Restate the whole of the material. Keep every word, and drop the pictures.
* Start SOURCE MATERIAL *
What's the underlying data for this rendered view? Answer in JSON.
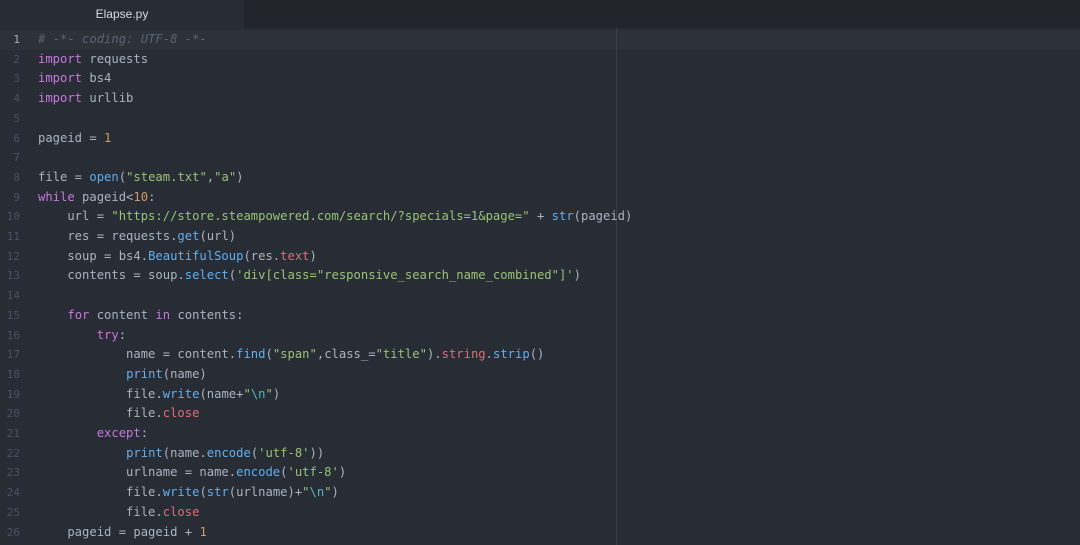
{
  "tab": {
    "title": "Elapse.py"
  },
  "colors": {
    "background": "#282c34",
    "keyword": "#c678dd",
    "string": "#98c379",
    "number": "#d19a66",
    "function": "#61afef",
    "comment": "#5c6370",
    "property": "#e06c75",
    "escape": "#56b6c2",
    "text": "#abb2bf"
  },
  "editor": {
    "line_numbers": [
      "1",
      "2",
      "3",
      "4",
      "5",
      "6",
      "7",
      "8",
      "9",
      "10",
      "11",
      "12",
      "13",
      "14",
      "15",
      "16",
      "17",
      "18",
      "19",
      "20",
      "21",
      "22",
      "23",
      "24",
      "25",
      "26"
    ],
    "lines": [
      [
        [
          "c",
          "# -*- coding: UTF-8 -*-"
        ]
      ],
      [
        [
          "k",
          "import"
        ],
        [
          "t",
          " requests"
        ]
      ],
      [
        [
          "k",
          "import"
        ],
        [
          "t",
          " bs4"
        ]
      ],
      [
        [
          "k",
          "import"
        ],
        [
          "t",
          " urllib"
        ]
      ],
      [],
      [
        [
          "t",
          "pageid = "
        ],
        [
          "n",
          "1"
        ]
      ],
      [],
      [
        [
          "t",
          "file = "
        ],
        [
          "f",
          "open"
        ],
        [
          "t",
          "("
        ],
        [
          "s",
          "\"steam.txt\""
        ],
        [
          "t",
          ","
        ],
        [
          "s",
          "\"a\""
        ],
        [
          "t",
          ")"
        ]
      ],
      [
        [
          "k",
          "while"
        ],
        [
          "t",
          " pageid<"
        ],
        [
          "n",
          "10"
        ],
        [
          "t",
          ":"
        ]
      ],
      [
        [
          "t",
          "    url = "
        ],
        [
          "s",
          "\"https://store.steampowered.com/search/?specials=1&page=\""
        ],
        [
          "t",
          " + "
        ],
        [
          "f",
          "str"
        ],
        [
          "t",
          "(pageid)"
        ]
      ],
      [
        [
          "t",
          "    res = requests."
        ],
        [
          "f",
          "get"
        ],
        [
          "t",
          "(url)"
        ]
      ],
      [
        [
          "t",
          "    soup = bs4."
        ],
        [
          "f",
          "BeautifulSoup"
        ],
        [
          "t",
          "(res."
        ],
        [
          "p",
          "text"
        ],
        [
          "t",
          ")"
        ]
      ],
      [
        [
          "t",
          "    contents = soup."
        ],
        [
          "f",
          "select"
        ],
        [
          "t",
          "("
        ],
        [
          "s",
          "'div[class=\"responsive_search_name_combined\"]'"
        ],
        [
          "t",
          ")"
        ]
      ],
      [],
      [
        [
          "t",
          "    "
        ],
        [
          "k",
          "for"
        ],
        [
          "t",
          " content "
        ],
        [
          "k",
          "in"
        ],
        [
          "t",
          " contents:"
        ]
      ],
      [
        [
          "t",
          "        "
        ],
        [
          "k",
          "try"
        ],
        [
          "t",
          ":"
        ]
      ],
      [
        [
          "t",
          "            name = content."
        ],
        [
          "f",
          "find"
        ],
        [
          "t",
          "("
        ],
        [
          "s",
          "\"span\""
        ],
        [
          "t",
          ",class_="
        ],
        [
          "s",
          "\"title\""
        ],
        [
          "t",
          ")."
        ],
        [
          "p",
          "string"
        ],
        [
          "t",
          "."
        ],
        [
          "f",
          "strip"
        ],
        [
          "t",
          "()"
        ]
      ],
      [
        [
          "t",
          "            "
        ],
        [
          "f",
          "print"
        ],
        [
          "t",
          "(name)"
        ]
      ],
      [
        [
          "t",
          "            file."
        ],
        [
          "f",
          "write"
        ],
        [
          "t",
          "(name+"
        ],
        [
          "s",
          "\""
        ],
        [
          "e",
          "\\n"
        ],
        [
          "s",
          "\""
        ],
        [
          "t",
          ")"
        ]
      ],
      [
        [
          "t",
          "            file."
        ],
        [
          "p",
          "close"
        ]
      ],
      [
        [
          "t",
          "        "
        ],
        [
          "k",
          "except"
        ],
        [
          "t",
          ":"
        ]
      ],
      [
        [
          "t",
          "            "
        ],
        [
          "f",
          "print"
        ],
        [
          "t",
          "(name."
        ],
        [
          "f",
          "encode"
        ],
        [
          "t",
          "("
        ],
        [
          "s",
          "'utf-8'"
        ],
        [
          "t",
          "))"
        ]
      ],
      [
        [
          "t",
          "            urlname = name."
        ],
        [
          "f",
          "encode"
        ],
        [
          "t",
          "("
        ],
        [
          "s",
          "'utf-8'"
        ],
        [
          "t",
          ")"
        ]
      ],
      [
        [
          "t",
          "            file."
        ],
        [
          "f",
          "write"
        ],
        [
          "t",
          "("
        ],
        [
          "f",
          "str"
        ],
        [
          "t",
          "(urlname)+"
        ],
        [
          "s",
          "\""
        ],
        [
          "e",
          "\\n"
        ],
        [
          "s",
          "\""
        ],
        [
          "t",
          ")"
        ]
      ],
      [
        [
          "t",
          "            file."
        ],
        [
          "p",
          "close"
        ]
      ],
      [
        [
          "t",
          "    pageid = pageid + "
        ],
        [
          "n",
          "1"
        ]
      ]
    ]
  }
}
* End SOURCE MATERIAL *
COMPLETE ANSWER =
What's the underlying data for this rendered view? Answer in JSON.
{
  "tab": {
    "title": "Elapse.py"
  },
  "colors": {
    "background": "#282c34",
    "keyword": "#c678dd",
    "string": "#98c379",
    "number": "#d19a66",
    "function": "#61afef",
    "comment": "#5c6370",
    "property": "#e06c75",
    "escape": "#56b6c2",
    "text": "#abb2bf"
  },
  "editor": {
    "line_numbers": [
      "1",
      "2",
      "3",
      "4",
      "5",
      "6",
      "7",
      "8",
      "9",
      "10",
      "11",
      "12",
      "13",
      "14",
      "15",
      "16",
      "17",
      "18",
      "19",
      "20",
      "21",
      "22",
      "23",
      "24",
      "25",
      "26"
    ],
    "lines": [
      [
        [
          "c",
          "# -*- coding: UTF-8 -*-"
        ]
      ],
      [
        [
          "k",
          "import"
        ],
        [
          "t",
          " requests"
        ]
      ],
      [
        [
          "k",
          "import"
        ],
        [
          "t",
          " bs4"
        ]
      ],
      [
        [
          "k",
          "import"
        ],
        [
          "t",
          " urllib"
        ]
      ],
      [],
      [
        [
          "t",
          "pageid = "
        ],
        [
          "n",
          "1"
        ]
      ],
      [],
      [
        [
          "t",
          "file = "
        ],
        [
          "f",
          "open"
        ],
        [
          "t",
          "("
        ],
        [
          "s",
          "\"steam.txt\""
        ],
        [
          "t",
          ","
        ],
        [
          "s",
          "\"a\""
        ],
        [
          "t",
          ")"
        ]
      ],
      [
        [
          "k",
          "while"
        ],
        [
          "t",
          " pageid<"
        ],
        [
          "n",
          "10"
        ],
        [
          "t",
          ":"
        ]
      ],
      [
        [
          "t",
          "    url = "
        ],
        [
          "s",
          "\"https://store.steampowered.com/search/?specials=1&page=\""
        ],
        [
          "t",
          " + "
        ],
        [
          "f",
          "str"
        ],
        [
          "t",
          "(pageid)"
        ]
      ],
      [
        [
          "t",
          "    res = requests."
        ],
        [
          "f",
          "get"
        ],
        [
          "t",
          "(url)"
        ]
      ],
      [
        [
          "t",
          "    soup = bs4."
        ],
        [
          "f",
          "BeautifulSoup"
        ],
        [
          "t",
          "(res."
        ],
        [
          "p",
          "text"
        ],
        [
          "t",
          ")"
        ]
      ],
      [
        [
          "t",
          "    contents = soup."
        ],
        [
          "f",
          "select"
        ],
        [
          "t",
          "("
        ],
        [
          "s",
          "'div[class=\"responsive_search_name_combined\"]'"
        ],
        [
          "t",
          ")"
        ]
      ],
      [],
      [
        [
          "t",
          "    "
        ],
        [
          "k",
          "for"
        ],
        [
          "t",
          " content "
        ],
        [
          "k",
          "in"
        ],
        [
          "t",
          " contents:"
        ]
      ],
      [
        [
          "t",
          "        "
        ],
        [
          "k",
          "try"
        ],
        [
          "t",
          ":"
        ]
      ],
      [
        [
          "t",
          "            name = content."
        ],
        [
          "f",
          "find"
        ],
        [
          "t",
          "("
        ],
        [
          "s",
          "\"span\""
        ],
        [
          "t",
          ",class_="
        ],
        [
          "s",
          "\"title\""
        ],
        [
          "t",
          ")."
        ],
        [
          "p",
          "string"
        ],
        [
          "t",
          "."
        ],
        [
          "f",
          "strip"
        ],
        [
          "t",
          "()"
        ]
      ],
      [
        [
          "t",
          "            "
        ],
        [
          "f",
          "print"
        ],
        [
          "t",
          "(name)"
        ]
      ],
      [
        [
          "t",
          "            file."
        ],
        [
          "f",
          "write"
        ],
        [
          "t",
          "(name+"
        ],
        [
          "s",
          "\""
        ],
        [
          "e",
          "\\n"
        ],
        [
          "s",
          "\""
        ],
        [
          "t",
          ")"
        ]
      ],
      [
        [
          "t",
          "            file."
        ],
        [
          "p",
          "close"
        ]
      ],
      [
        [
          "t",
          "        "
        ],
        [
          "k",
          "except"
        ],
        [
          "t",
          ":"
        ]
      ],
      [
        [
          "t",
          "            "
        ],
        [
          "f",
          "print"
        ],
        [
          "t",
          "(name."
        ],
        [
          "f",
          "encode"
        ],
        [
          "t",
          "("
        ],
        [
          "s",
          "'utf-8'"
        ],
        [
          "t",
          "))"
        ]
      ],
      [
        [
          "t",
          "            urlname = name."
        ],
        [
          "f",
          "encode"
        ],
        [
          "t",
          "("
        ],
        [
          "s",
          "'utf-8'"
        ],
        [
          "t",
          ")"
        ]
      ],
      [
        [
          "t",
          "            file."
        ],
        [
          "f",
          "write"
        ],
        [
          "t",
          "("
        ],
        [
          "f",
          "str"
        ],
        [
          "t",
          "(urlname)+"
        ],
        [
          "s",
          "\""
        ],
        [
          "e",
          "\\n"
        ],
        [
          "s",
          "\""
        ],
        [
          "t",
          ")"
        ]
      ],
      [
        [
          "t",
          "            file."
        ],
        [
          "p",
          "close"
        ]
      ],
      [
        [
          "t",
          "    pageid = pageid + "
        ],
        [
          "n",
          "1"
        ]
      ]
    ]
  }
}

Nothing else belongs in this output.